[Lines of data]
☆ ☆ ☆ ☆ ☆ ☆ ☆

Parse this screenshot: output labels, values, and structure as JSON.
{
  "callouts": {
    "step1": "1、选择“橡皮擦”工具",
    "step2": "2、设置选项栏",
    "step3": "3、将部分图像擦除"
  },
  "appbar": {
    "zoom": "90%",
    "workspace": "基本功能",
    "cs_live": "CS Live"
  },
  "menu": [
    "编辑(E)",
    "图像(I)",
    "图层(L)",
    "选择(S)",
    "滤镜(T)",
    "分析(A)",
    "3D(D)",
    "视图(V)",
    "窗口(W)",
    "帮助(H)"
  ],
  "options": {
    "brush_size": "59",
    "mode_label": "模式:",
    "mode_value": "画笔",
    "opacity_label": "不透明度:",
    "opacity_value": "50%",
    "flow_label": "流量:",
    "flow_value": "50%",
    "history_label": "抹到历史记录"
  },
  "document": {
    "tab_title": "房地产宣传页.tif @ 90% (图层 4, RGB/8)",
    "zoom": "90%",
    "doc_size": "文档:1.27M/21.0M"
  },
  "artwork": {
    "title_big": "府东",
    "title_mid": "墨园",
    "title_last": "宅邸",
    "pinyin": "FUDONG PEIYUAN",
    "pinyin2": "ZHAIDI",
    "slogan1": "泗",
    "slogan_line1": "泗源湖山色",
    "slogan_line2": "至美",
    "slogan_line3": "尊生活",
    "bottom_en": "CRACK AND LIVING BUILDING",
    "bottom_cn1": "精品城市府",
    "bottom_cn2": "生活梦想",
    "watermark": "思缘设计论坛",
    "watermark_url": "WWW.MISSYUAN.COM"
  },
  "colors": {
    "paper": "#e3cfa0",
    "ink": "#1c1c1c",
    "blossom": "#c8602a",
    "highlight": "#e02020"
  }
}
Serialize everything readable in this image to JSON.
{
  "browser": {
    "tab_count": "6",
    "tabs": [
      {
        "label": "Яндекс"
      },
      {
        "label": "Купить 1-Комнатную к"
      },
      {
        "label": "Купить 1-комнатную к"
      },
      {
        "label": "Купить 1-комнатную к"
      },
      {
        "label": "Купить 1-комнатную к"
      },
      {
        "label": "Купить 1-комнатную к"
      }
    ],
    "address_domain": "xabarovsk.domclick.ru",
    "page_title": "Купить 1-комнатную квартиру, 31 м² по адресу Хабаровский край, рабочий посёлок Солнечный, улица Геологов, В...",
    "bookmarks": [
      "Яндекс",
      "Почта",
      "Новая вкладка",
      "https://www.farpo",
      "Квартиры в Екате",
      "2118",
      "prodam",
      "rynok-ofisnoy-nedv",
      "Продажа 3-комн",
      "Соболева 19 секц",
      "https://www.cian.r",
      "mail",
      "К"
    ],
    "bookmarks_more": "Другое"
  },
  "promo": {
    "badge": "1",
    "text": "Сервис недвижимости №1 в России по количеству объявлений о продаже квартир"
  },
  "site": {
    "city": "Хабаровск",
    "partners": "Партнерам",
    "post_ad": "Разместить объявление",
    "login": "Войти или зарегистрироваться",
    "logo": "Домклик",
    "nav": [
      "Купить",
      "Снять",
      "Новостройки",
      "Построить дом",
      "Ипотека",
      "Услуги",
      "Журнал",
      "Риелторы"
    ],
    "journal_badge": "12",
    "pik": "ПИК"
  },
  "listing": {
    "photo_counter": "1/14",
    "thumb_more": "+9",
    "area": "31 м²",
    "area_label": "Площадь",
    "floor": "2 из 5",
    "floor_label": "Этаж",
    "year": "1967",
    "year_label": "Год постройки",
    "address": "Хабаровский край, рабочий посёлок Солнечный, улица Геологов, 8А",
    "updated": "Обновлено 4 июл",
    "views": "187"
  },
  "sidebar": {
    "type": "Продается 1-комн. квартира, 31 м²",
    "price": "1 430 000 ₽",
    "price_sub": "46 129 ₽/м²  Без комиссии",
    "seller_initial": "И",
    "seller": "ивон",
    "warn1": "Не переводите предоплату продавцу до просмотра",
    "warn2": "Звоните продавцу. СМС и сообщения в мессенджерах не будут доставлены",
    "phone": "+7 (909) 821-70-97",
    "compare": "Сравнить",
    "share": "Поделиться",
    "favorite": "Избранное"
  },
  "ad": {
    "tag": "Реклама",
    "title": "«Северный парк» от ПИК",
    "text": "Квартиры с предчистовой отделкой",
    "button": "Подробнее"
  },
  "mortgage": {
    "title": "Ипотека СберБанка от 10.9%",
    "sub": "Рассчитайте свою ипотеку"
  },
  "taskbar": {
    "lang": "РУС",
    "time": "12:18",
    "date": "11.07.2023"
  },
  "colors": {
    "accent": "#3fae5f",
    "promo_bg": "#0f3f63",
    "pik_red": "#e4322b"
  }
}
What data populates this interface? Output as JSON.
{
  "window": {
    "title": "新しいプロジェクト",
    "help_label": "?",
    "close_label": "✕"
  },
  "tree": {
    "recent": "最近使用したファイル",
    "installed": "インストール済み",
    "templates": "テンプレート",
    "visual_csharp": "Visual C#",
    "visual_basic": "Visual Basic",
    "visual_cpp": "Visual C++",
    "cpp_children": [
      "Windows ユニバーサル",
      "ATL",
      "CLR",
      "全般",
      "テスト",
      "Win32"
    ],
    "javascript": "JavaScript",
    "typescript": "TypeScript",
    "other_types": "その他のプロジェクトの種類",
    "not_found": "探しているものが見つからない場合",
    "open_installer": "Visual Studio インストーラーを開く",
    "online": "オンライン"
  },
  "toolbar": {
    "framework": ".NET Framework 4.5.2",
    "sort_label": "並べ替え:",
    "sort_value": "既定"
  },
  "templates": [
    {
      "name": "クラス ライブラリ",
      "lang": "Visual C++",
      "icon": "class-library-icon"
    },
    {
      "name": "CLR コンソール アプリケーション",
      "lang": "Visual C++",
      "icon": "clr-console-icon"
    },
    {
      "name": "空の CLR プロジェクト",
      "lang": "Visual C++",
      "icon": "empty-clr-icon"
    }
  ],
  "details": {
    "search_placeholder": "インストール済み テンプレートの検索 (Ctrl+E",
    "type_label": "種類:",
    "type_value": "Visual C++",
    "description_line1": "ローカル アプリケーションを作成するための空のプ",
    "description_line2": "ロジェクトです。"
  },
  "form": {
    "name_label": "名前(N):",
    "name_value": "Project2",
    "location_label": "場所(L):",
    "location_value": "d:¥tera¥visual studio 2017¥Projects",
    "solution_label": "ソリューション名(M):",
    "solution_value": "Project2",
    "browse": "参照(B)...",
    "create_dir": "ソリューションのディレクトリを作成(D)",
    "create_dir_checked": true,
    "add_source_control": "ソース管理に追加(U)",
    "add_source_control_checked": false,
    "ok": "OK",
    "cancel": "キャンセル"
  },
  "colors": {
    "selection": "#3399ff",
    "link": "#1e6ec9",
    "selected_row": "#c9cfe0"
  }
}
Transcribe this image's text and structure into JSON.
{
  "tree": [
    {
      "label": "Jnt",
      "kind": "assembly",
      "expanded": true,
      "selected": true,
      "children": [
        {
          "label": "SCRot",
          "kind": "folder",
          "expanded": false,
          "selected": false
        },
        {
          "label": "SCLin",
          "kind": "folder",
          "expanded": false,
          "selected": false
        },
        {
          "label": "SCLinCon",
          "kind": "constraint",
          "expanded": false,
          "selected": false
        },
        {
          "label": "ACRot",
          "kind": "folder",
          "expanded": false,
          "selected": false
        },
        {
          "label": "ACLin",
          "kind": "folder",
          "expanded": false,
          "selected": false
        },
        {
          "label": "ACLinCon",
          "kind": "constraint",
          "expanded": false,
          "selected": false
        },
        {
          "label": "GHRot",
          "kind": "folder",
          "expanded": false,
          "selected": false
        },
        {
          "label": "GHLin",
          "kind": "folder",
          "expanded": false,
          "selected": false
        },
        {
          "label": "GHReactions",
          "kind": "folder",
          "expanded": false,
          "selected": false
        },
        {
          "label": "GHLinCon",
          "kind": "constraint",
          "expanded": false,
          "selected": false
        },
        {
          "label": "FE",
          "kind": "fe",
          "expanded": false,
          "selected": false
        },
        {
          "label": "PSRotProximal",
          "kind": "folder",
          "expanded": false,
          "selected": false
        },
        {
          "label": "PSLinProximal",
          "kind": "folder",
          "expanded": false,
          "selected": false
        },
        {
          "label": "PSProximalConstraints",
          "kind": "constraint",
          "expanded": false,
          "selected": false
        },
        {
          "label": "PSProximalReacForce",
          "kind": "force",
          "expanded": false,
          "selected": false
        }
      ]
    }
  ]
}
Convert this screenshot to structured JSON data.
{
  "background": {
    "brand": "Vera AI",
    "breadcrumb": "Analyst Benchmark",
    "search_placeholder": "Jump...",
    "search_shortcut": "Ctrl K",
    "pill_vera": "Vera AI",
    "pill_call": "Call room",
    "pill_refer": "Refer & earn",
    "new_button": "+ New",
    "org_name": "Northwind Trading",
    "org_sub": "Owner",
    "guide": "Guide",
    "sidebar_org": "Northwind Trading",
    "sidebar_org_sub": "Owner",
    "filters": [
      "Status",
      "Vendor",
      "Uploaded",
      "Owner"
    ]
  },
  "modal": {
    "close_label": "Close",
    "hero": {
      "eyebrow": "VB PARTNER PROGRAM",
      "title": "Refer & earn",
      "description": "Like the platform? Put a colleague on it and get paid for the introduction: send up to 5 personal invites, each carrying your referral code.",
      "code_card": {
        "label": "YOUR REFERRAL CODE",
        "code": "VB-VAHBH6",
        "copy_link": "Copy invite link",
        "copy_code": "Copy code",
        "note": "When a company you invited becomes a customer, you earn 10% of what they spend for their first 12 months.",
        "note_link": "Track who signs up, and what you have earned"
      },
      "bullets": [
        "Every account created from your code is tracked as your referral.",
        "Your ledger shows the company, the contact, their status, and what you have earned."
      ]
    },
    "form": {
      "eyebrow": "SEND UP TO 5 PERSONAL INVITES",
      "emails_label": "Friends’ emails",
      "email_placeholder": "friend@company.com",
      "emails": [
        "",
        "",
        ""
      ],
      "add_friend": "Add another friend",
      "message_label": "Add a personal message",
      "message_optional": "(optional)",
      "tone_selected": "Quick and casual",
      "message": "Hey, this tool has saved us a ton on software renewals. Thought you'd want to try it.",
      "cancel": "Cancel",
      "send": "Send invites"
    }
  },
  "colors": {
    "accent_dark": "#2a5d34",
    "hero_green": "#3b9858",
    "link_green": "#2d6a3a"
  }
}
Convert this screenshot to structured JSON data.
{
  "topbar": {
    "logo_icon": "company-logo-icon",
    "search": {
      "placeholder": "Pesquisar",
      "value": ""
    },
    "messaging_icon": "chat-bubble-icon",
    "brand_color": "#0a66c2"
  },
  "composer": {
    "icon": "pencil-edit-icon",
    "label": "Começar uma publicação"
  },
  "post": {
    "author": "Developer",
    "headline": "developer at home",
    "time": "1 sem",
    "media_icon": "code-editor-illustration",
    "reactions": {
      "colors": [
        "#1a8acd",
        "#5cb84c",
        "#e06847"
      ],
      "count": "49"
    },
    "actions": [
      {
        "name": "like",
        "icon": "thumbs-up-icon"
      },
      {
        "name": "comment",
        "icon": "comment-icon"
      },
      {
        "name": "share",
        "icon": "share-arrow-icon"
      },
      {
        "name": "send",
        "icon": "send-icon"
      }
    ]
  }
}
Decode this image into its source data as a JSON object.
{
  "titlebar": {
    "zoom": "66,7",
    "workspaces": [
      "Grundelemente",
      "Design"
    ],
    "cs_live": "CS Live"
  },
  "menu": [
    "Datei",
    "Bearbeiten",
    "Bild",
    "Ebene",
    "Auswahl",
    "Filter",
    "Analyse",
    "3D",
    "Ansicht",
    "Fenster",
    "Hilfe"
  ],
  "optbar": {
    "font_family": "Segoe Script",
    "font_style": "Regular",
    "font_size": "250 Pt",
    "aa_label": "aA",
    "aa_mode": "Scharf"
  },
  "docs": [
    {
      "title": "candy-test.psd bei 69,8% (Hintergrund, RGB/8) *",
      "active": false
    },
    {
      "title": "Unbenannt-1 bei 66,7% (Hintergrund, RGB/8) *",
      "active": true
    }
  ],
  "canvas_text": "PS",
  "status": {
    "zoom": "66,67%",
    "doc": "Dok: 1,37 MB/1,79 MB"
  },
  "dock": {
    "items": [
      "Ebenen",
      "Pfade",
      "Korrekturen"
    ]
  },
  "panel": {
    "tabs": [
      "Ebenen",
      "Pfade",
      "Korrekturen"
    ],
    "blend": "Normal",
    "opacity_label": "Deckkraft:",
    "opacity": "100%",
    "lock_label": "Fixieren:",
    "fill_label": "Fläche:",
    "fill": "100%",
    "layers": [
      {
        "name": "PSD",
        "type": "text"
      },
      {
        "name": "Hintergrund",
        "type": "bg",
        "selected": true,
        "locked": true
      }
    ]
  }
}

☆ ☆ ☆ ☆ ☆ ☆ ☆

**TASK BRIEF**
Repeat exactly the lines from the one containing "Decode this image" through the last line of the records above, both included, and nothing else.

**EXERCISE SOLUTION**
Decode this image into its source data as a JSON object.
{
  "titlebar": {
    "zoom": "66,7",
    "workspaces": [
      "Grundelemente",
      "Design"
    ],
    "cs_live": "CS Live"
  },
  "menu": [
    "Datei",
    "Bearbeiten",
    "Bild",
    "Ebene",
    "Auswahl",
    "Filter",
    "Analyse",
    "3D",
    "Ansicht",
    "Fenster",
    "Hilfe"
  ],
  "optbar": {
    "font_family": "Segoe Script",
    "font_style": "Regular",
    "font_size": "250 Pt",
    "aa_label": "aA",
    "aa_mode": "Scharf"
  },
  "docs": [
    {
      "title": "candy-test.psd bei 69,8% (Hintergrund, RGB/8) *",
      "active": false
    },
    {
      "title": "Unbenannt-1 bei 66,7% (Hintergrund, RGB/8) *",
      "active": true
    }
  ],
  "canvas_text": "PS",
  "status": {
    "zoom": "66,67%",
    "doc": "Dok: 1,37 MB/1,79 MB"
  },
  "dock": {
    "items": [
      "Ebenen",
      "Pfade",
      "Korrekturen"
    ]
  },
  "panel": {
    "tabs": [
      "Ebenen",
      "Pfade",
      "Korrekturen"
    ],
    "blend": "Normal",
    "opacity_label": "Deckkraft:",
    "opacity": "100%",
    "lock_label": "Fixieren:",
    "fill_label": "Fläche:",
    "fill": "100%",
    "layers": [
      {
        "name": "PSD",
        "type": "text"
      },
      {
        "name": "Hintergrund",
        "type": "bg",
        "selected": true,
        "locked": true
      }
    ]
  }
}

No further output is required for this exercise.